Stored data
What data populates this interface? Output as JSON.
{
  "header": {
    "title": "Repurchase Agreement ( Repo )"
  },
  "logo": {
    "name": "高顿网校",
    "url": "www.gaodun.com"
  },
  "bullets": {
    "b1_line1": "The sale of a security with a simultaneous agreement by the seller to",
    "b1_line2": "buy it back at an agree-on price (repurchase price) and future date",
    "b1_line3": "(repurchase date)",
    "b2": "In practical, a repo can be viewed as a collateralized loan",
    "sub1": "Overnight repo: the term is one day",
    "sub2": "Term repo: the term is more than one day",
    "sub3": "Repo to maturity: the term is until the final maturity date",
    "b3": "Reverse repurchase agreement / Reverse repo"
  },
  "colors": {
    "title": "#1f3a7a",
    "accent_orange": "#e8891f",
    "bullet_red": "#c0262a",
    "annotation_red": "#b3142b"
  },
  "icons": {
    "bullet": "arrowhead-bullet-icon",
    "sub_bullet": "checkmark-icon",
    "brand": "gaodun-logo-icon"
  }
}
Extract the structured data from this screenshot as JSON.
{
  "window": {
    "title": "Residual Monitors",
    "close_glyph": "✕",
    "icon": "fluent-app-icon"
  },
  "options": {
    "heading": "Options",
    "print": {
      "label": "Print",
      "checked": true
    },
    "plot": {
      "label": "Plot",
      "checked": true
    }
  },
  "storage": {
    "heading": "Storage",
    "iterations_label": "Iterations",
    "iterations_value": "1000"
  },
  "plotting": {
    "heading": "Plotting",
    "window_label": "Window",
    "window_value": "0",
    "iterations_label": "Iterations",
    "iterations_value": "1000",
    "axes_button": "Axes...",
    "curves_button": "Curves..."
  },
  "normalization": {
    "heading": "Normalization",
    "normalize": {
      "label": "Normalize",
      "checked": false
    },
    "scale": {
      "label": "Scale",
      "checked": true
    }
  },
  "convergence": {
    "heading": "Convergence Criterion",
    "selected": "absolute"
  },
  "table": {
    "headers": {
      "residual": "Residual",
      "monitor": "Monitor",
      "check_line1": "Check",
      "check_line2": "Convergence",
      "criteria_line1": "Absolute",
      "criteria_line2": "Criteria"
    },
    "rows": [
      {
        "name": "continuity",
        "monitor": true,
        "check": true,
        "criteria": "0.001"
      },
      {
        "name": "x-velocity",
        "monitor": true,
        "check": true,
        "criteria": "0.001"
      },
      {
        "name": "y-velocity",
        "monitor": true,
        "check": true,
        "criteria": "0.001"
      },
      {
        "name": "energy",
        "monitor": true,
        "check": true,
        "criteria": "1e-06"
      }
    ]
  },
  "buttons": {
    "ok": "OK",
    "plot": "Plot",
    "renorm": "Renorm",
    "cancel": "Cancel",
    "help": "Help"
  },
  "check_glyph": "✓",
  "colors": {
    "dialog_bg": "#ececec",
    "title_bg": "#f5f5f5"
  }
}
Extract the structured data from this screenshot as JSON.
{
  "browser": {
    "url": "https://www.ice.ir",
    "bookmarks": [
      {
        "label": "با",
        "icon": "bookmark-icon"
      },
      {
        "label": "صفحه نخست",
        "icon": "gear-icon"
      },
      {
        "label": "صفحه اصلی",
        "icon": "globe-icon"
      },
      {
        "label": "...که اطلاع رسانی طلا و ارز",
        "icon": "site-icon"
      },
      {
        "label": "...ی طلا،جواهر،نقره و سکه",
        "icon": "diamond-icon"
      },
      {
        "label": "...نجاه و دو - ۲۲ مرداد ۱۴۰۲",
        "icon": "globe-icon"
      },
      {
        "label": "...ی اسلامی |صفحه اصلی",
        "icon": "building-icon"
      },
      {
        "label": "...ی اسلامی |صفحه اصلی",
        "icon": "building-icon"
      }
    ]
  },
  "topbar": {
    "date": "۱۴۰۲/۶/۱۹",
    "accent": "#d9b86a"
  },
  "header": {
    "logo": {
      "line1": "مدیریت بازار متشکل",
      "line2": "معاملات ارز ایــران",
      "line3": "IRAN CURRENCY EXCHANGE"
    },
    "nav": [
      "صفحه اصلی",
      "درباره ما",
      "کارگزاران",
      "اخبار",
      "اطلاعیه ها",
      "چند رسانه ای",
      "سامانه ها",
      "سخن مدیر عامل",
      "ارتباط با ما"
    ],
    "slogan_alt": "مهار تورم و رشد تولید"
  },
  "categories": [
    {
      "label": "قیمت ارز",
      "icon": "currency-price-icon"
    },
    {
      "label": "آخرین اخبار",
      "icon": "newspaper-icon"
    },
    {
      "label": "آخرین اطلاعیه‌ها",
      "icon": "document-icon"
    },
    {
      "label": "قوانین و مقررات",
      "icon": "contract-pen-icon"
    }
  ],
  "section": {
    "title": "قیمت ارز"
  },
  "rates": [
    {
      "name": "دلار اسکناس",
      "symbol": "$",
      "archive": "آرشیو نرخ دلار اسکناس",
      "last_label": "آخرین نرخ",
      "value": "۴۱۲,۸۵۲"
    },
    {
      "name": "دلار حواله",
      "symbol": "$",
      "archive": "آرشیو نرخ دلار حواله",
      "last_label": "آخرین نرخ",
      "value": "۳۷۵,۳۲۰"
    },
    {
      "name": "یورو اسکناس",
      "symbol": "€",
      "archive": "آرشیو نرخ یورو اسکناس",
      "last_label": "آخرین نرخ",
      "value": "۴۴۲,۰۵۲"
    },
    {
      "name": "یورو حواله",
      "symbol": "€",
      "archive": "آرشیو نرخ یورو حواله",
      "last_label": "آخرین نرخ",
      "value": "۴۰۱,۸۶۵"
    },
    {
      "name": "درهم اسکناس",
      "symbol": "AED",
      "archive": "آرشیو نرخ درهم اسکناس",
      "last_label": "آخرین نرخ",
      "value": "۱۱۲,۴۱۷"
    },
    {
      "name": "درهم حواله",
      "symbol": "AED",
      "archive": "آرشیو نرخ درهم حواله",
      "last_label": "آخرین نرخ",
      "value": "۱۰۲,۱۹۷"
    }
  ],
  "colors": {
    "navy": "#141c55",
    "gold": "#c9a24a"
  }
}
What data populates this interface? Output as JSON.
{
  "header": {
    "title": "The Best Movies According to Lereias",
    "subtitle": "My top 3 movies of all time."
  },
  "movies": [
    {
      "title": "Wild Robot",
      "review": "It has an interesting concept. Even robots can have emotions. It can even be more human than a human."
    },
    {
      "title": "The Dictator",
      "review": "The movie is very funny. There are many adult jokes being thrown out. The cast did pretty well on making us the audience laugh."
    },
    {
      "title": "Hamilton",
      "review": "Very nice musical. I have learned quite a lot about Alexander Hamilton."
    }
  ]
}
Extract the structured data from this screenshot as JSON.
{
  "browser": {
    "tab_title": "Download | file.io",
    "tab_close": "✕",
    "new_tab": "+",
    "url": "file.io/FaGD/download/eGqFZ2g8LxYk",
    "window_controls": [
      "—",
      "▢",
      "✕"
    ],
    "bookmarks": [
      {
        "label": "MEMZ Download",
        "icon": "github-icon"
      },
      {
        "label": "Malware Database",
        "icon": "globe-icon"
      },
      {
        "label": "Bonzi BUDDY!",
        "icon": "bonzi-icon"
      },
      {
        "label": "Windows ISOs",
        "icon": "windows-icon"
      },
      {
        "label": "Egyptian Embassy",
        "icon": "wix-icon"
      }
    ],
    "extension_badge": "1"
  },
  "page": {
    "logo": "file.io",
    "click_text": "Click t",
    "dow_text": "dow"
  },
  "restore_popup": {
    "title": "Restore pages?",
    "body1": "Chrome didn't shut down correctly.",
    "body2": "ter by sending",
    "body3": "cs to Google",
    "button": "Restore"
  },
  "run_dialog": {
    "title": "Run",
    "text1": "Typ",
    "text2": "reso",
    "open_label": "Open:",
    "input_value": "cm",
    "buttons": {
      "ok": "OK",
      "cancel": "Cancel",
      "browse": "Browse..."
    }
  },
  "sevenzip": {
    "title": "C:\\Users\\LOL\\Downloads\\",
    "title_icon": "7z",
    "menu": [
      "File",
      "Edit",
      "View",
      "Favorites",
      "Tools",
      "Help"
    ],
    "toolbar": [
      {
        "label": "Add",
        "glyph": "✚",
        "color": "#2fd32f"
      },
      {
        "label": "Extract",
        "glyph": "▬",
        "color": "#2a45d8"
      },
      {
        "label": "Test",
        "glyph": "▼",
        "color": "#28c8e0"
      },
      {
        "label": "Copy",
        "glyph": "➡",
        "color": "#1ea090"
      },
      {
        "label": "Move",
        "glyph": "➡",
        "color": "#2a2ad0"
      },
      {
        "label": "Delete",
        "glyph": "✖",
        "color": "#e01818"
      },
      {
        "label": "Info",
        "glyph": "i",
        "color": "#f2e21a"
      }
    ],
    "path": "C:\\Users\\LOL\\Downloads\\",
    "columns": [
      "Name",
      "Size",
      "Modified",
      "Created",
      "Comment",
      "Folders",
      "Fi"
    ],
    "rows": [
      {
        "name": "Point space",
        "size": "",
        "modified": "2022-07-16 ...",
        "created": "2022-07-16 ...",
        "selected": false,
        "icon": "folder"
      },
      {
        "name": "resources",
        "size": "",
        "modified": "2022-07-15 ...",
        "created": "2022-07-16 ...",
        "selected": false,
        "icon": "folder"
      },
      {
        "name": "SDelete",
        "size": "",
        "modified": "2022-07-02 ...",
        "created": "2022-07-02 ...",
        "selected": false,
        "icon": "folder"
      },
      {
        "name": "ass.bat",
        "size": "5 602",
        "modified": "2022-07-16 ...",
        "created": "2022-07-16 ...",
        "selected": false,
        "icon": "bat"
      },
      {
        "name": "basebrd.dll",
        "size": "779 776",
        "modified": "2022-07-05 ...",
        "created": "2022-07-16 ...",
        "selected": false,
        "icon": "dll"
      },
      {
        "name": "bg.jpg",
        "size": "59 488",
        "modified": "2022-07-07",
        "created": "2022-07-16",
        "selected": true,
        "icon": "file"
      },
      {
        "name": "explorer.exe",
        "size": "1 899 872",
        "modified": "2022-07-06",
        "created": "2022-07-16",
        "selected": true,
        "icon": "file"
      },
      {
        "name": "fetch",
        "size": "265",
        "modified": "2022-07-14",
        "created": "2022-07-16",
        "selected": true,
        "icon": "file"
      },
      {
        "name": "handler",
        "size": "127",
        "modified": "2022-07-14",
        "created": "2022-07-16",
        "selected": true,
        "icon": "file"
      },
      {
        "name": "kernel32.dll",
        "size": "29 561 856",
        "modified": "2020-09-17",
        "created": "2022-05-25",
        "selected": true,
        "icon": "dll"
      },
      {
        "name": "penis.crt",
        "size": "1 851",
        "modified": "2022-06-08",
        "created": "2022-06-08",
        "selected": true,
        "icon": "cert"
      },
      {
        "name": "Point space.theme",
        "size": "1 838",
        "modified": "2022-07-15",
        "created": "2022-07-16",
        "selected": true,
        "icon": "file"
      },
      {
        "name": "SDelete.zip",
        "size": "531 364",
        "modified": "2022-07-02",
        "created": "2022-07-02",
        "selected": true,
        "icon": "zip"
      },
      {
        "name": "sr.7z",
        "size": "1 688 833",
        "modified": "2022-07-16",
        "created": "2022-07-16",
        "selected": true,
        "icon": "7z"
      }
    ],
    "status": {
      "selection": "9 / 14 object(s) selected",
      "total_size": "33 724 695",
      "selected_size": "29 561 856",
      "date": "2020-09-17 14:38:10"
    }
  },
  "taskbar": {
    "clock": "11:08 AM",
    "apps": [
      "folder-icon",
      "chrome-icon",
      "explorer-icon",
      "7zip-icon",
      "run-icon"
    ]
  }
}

▶ _YOUR INSTRUCTIONS_
Count the lines in the records above that contain the word "صفحه", and reply with only that number.

▶ _EXPECTED ANSWER_
5